## DO THIS
Exactly repeat the material, dropping every picture from the copy.

## DATA ROWS
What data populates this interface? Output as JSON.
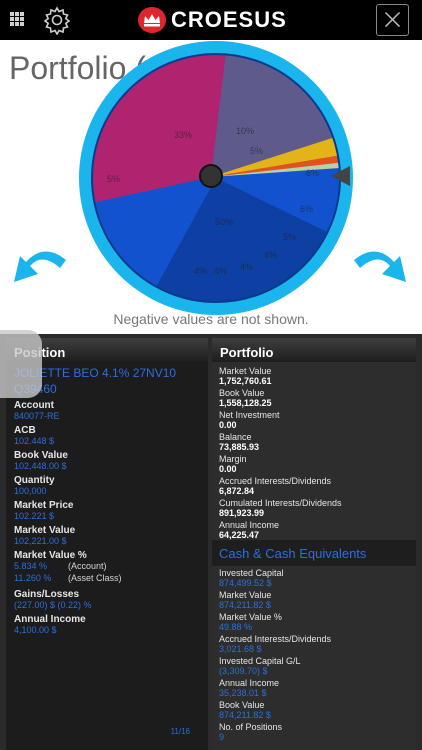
{
  "app": {
    "logo_text": "CROESUS"
  },
  "icons": {
    "grid": "grid-menu-icon",
    "gear": "gear-icon",
    "logo": "crown-logo-icon",
    "close": "close-icon",
    "rotate_left": "rotate-left-arrow-icon",
    "rotate_right": "rotate-right-arrow-icon"
  },
  "page": {
    "title": "Portfolio (CAD)"
  },
  "wheel": {
    "slice_labels": [
      "33%",
      "10%",
      "5%",
      "5%",
      "6%",
      "6%",
      "5%",
      "4%",
      "4%",
      "4%",
      "4%",
      "50%"
    ],
    "colors": {
      "ring": "#19b5ec",
      "magenta": "#b0236f",
      "slate": "#5e5a8c",
      "gold": "#e2b418",
      "orange": "#e2521f",
      "blue": "#1352cf",
      "navy": "#0b2f80"
    }
  },
  "note": "Negative values are not shown.",
  "position_panel": {
    "header": "Position",
    "name": "JOLIETTE BEO  4.1% 27NV10",
    "code": "Q39460",
    "fields": [
      {
        "label": "Account",
        "value": "840077-RE"
      },
      {
        "label": "ACB",
        "value": "102.448 $"
      },
      {
        "label": "Book Value",
        "value": "102,448.00 $"
      },
      {
        "label": "Quantity",
        "value": "100,000"
      },
      {
        "label": "Market Price",
        "value": "102.221 $"
      },
      {
        "label": "Market Value",
        "value": "102,221.00 $"
      }
    ],
    "market_value_pct": {
      "label": "Market Value %",
      "rows": [
        {
          "value": "5.834 %",
          "tag": "(Account)"
        },
        {
          "value": "11.260 %",
          "tag": "(Asset Class)"
        }
      ]
    },
    "gains": {
      "label": "Gains/Losses",
      "value": "(227.00) $  (0.22) %"
    },
    "annual_income": {
      "label": "Annual Income",
      "value": "4,100.00 $"
    },
    "pager": "11/16"
  },
  "portfolio_panel": {
    "header": "Portfolio",
    "fields": [
      {
        "label": "Market Value",
        "value": "1,752,760.61"
      },
      {
        "label": "Book Value",
        "value": "1,558,128.25"
      },
      {
        "label": "Net Investment",
        "value": "0.00"
      },
      {
        "label": "Balance",
        "value": "73,885.93"
      },
      {
        "label": "Margin",
        "value": "0.00"
      },
      {
        "label": "Accrued Interests/Dividends",
        "value": "6,872.84"
      },
      {
        "label": "Cumulated Interests/Dividends",
        "value": "891,923.99"
      },
      {
        "label": "Annual Income",
        "value": "64,225.47"
      }
    ]
  },
  "cash_panel": {
    "header": "Cash & Cash Equivalents",
    "fields": [
      {
        "label": "Invested Capital",
        "value": "874,499.52 $"
      },
      {
        "label": "Market Value",
        "value": "874,211.82 $"
      },
      {
        "label": "Market Value %",
        "value": "49.88 %"
      },
      {
        "label": "Accrued Interests/Dividends",
        "value": "3,021.68 $"
      },
      {
        "label": "Invested Capital G/L",
        "value": "(3,309.70) $"
      },
      {
        "label": "Annual Income",
        "value": "35,238.01 $"
      },
      {
        "label": "Book Value",
        "value": "874,211.82 $"
      },
      {
        "label": "No. of Positions",
        "value": "9"
      }
    ]
  }
}
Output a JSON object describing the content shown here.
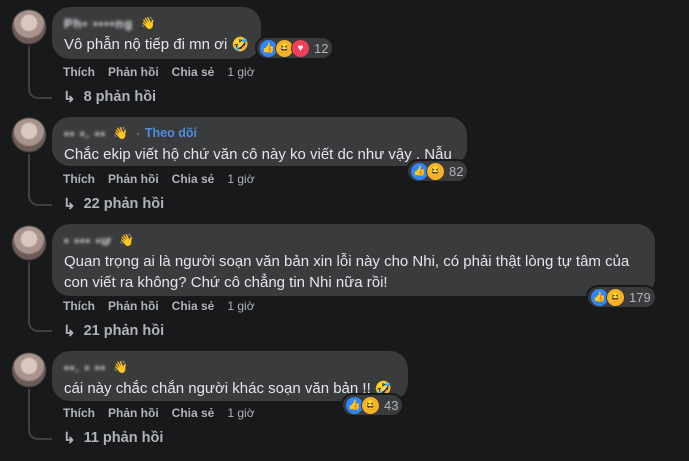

## THE RESPONSE
What data populates this interface? Output as JSON.
{
  "app": {
    "logo_text": "CROESUS"
  },
  "icons": {
    "grid": "grid-menu-icon",
    "gear": "gear-icon",
    "logo": "crown-logo-icon",
    "close": "close-icon",
    "rotate_left": "rotate-left-arrow-icon",
    "rotate_right": "rotate-right-arrow-icon"
  },
  "page": {
    "title": "Portfolio (CAD)"
  },
  "wheel": {
    "slice_labels": [
      "33%",
      "10%",
      "5%",
      "5%",
      "6%",
      "6%",
      "5%",
      "4%",
      "4%",
      "4%",
      "4%",
      "50%"
    ],
    "colors": {
      "ring": "#19b5ec",
      "magenta": "#b0236f",
      "slate": "#5e5a8c",
      "gold": "#e2b418",
      "orange": "#e2521f",
      "blue": "#1352cf",
      "navy": "#0b2f80"
    }
  },
  "note": "Negative values are not shown.",
  "position_panel": {
    "header": "Position",
    "name": "JOLIETTE BEO  4.1% 27NV10",
    "code": "Q39460",
    "fields": [
      {
        "label": "Account",
        "value": "840077-RE"
      },
      {
        "label": "ACB",
        "value": "102.448 $"
      },
      {
        "label": "Book Value",
        "value": "102,448.00 $"
      },
      {
        "label": "Quantity",
        "value": "100,000"
      },
      {
        "label": "Market Price",
        "value": "102.221 $"
      },
      {
        "label": "Market Value",
        "value": "102,221.00 $"
      }
    ],
    "market_value_pct": {
      "label": "Market Value %",
      "rows": [
        {
          "value": "5.834 %",
          "tag": "(Account)"
        },
        {
          "value": "11.260 %",
          "tag": "(Asset Class)"
        }
      ]
    },
    "gains": {
      "label": "Gains/Losses",
      "value": "(227.00) $  (0.22) %"
    },
    "annual_income": {
      "label": "Annual Income",
      "value": "4,100.00 $"
    },
    "pager": "11/16"
  },
  "portfolio_panel": {
    "header": "Portfolio",
    "fields": [
      {
        "label": "Market Value",
        "value": "1,752,760.61"
      },
      {
        "label": "Book Value",
        "value": "1,558,128.25"
      },
      {
        "label": "Net Investment",
        "value": "0.00"
      },
      {
        "label": "Balance",
        "value": "73,885.93"
      },
      {
        "label": "Margin",
        "value": "0.00"
      },
      {
        "label": "Accrued Interests/Dividends",
        "value": "6,872.84"
      },
      {
        "label": "Cumulated Interests/Dividends",
        "value": "891,923.99"
      },
      {
        "label": "Annual Income",
        "value": "64,225.47"
      }
    ]
  },
  "cash_panel": {
    "header": "Cash & Cash Equivalents",
    "fields": [
      {
        "label": "Invested Capital",
        "value": "874,499.52 $"
      },
      {
        "label": "Market Value",
        "value": "874,211.82 $"
      },
      {
        "label": "Market Value %",
        "value": "49.88 %"
      },
      {
        "label": "Accrued Interests/Dividends",
        "value": "3,021.68 $"
      },
      {
        "label": "Invested Capital G/L",
        "value": "(3,309.70) $"
      },
      {
        "label": "Annual Income",
        "value": "35,238.01 $"
      },
      {
        "label": "Book Value",
        "value": "874,211.82 $"
      },
      {
        "label": "No. of Positions",
        "value": "9"
      }
    ]
  }
}
Output a JSON object describing the content shown here.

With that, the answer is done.